### OBJECTIVE
Write out the material exactly. Do not include the pictures.

### ENTRIES SUPPLIED
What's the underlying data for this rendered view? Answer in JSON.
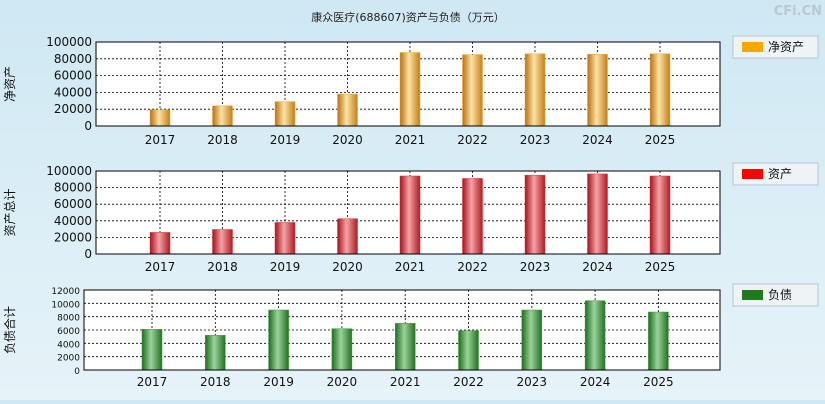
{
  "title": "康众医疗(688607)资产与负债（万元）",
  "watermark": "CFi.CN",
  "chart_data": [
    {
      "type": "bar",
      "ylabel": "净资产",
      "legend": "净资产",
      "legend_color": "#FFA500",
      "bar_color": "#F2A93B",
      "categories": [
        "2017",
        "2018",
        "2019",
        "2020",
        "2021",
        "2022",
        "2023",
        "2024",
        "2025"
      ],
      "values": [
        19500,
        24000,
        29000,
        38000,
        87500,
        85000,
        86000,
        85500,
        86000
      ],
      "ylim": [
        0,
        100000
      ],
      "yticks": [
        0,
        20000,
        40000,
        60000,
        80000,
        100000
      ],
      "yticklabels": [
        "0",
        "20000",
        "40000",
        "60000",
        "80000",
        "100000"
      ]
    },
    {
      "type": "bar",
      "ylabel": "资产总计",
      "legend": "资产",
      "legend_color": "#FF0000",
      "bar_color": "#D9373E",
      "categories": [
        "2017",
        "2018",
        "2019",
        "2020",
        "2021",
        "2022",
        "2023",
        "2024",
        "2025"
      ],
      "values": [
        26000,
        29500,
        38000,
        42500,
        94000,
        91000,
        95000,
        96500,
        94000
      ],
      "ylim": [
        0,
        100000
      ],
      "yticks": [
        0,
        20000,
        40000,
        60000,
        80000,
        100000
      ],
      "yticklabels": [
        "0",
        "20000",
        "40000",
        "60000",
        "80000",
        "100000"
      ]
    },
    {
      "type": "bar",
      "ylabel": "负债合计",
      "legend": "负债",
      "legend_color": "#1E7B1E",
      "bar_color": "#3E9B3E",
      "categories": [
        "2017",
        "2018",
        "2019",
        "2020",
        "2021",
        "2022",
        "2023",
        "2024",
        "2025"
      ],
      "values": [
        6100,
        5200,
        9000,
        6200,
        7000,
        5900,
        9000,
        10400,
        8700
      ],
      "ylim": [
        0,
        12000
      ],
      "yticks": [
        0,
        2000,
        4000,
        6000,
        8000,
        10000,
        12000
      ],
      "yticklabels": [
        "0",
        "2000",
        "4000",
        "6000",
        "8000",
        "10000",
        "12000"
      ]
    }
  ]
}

### CORRECT RESPONSE
What's the underlying data for this rendered view? Answer in JSON.
{
  "title": "康众医疗(688607)资产与负债（万元）",
  "watermark": "CFi.CN",
  "chart_data": [
    {
      "type": "bar",
      "ylabel": "净资产",
      "legend": "净资产",
      "legend_color": "#FFA500",
      "bar_color": "#F2A93B",
      "categories": [
        "2017",
        "2018",
        "2019",
        "2020",
        "2021",
        "2022",
        "2023",
        "2024",
        "2025"
      ],
      "values": [
        19500,
        24000,
        29000,
        38000,
        87500,
        85000,
        86000,
        85500,
        86000
      ],
      "ylim": [
        0,
        100000
      ],
      "yticks": [
        0,
        20000,
        40000,
        60000,
        80000,
        100000
      ],
      "yticklabels": [
        "0",
        "20000",
        "40000",
        "60000",
        "80000",
        "100000"
      ]
    },
    {
      "type": "bar",
      "ylabel": "资产总计",
      "legend": "资产",
      "legend_color": "#FF0000",
      "bar_color": "#D9373E",
      "categories": [
        "2017",
        "2018",
        "2019",
        "2020",
        "2021",
        "2022",
        "2023",
        "2024",
        "2025"
      ],
      "values": [
        26000,
        29500,
        38000,
        42500,
        94000,
        91000,
        95000,
        96500,
        94000
      ],
      "ylim": [
        0,
        100000
      ],
      "yticks": [
        0,
        20000,
        40000,
        60000,
        80000,
        100000
      ],
      "yticklabels": [
        "0",
        "20000",
        "40000",
        "60000",
        "80000",
        "100000"
      ]
    },
    {
      "type": "bar",
      "ylabel": "负债合计",
      "legend": "负债",
      "legend_color": "#1E7B1E",
      "bar_color": "#3E9B3E",
      "categories": [
        "2017",
        "2018",
        "2019",
        "2020",
        "2021",
        "2022",
        "2023",
        "2024",
        "2025"
      ],
      "values": [
        6100,
        5200,
        9000,
        6200,
        7000,
        5900,
        9000,
        10400,
        8700
      ],
      "ylim": [
        0,
        12000
      ],
      "yticks": [
        0,
        2000,
        4000,
        6000,
        8000,
        10000,
        12000
      ],
      "yticklabels": [
        "0",
        "2000",
        "4000",
        "6000",
        "8000",
        "10000",
        "12000"
      ]
    }
  ]
}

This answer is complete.